### Exercise requirements
Every line of the material below that contains the string "Tasgaonkar" must appear in the answer.

BEGIN

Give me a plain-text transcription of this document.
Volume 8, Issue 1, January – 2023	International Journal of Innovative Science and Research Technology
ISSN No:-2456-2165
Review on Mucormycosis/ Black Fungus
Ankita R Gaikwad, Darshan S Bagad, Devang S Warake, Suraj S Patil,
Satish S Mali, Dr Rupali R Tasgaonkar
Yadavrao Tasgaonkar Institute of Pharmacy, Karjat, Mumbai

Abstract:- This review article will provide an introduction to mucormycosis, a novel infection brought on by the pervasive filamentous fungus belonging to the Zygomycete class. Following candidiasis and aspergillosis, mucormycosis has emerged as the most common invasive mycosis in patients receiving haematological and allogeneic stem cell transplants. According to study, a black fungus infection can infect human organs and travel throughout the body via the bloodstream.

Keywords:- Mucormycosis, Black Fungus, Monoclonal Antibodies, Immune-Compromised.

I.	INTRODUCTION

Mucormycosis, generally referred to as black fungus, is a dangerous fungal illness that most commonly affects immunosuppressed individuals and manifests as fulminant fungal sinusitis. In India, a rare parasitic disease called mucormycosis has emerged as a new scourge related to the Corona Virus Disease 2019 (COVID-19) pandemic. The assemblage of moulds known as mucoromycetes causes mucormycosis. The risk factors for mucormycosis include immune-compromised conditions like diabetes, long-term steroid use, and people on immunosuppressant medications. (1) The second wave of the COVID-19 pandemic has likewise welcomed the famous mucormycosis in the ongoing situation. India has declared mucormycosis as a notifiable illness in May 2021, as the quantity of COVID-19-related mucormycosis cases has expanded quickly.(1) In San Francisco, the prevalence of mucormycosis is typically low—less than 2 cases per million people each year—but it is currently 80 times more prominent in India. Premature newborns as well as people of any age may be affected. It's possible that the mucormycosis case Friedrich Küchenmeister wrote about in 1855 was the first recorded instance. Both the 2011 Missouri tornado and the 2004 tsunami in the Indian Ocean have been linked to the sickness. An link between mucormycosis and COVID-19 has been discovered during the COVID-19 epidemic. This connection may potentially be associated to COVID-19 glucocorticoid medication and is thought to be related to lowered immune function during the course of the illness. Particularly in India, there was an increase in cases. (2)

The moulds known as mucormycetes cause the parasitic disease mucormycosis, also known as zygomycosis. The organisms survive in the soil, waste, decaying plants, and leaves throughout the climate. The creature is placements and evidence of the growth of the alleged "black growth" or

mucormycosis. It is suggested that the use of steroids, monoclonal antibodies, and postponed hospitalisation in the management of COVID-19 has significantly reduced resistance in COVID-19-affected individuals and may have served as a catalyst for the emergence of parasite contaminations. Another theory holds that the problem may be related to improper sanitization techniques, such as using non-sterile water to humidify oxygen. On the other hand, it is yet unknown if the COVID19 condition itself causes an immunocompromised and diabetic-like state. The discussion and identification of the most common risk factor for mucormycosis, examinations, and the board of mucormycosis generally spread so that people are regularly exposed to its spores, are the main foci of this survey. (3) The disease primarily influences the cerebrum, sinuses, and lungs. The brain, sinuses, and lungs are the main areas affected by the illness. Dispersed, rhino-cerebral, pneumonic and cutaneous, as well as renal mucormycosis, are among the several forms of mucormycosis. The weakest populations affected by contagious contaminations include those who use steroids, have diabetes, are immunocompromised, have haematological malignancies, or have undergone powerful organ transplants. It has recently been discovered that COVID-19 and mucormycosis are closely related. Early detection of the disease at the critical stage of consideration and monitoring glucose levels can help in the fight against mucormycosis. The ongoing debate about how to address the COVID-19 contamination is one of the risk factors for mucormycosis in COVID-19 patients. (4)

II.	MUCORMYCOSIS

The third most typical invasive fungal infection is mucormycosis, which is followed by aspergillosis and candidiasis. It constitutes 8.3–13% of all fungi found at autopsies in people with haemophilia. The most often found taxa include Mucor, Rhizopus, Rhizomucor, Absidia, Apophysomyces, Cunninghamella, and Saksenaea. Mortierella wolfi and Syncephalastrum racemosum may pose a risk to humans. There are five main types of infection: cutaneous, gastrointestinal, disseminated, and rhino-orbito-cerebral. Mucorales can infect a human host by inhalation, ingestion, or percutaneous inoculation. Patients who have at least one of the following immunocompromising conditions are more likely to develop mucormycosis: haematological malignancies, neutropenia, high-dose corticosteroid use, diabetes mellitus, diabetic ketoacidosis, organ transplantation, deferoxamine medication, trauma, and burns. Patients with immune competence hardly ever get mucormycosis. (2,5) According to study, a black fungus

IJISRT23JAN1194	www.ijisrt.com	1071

END

### Written answer
Satish S Mali, Dr Rupali R Tasgaonkar
Yadavrao Tasgaonkar Institute of Pharmacy, Karjat, Mumbai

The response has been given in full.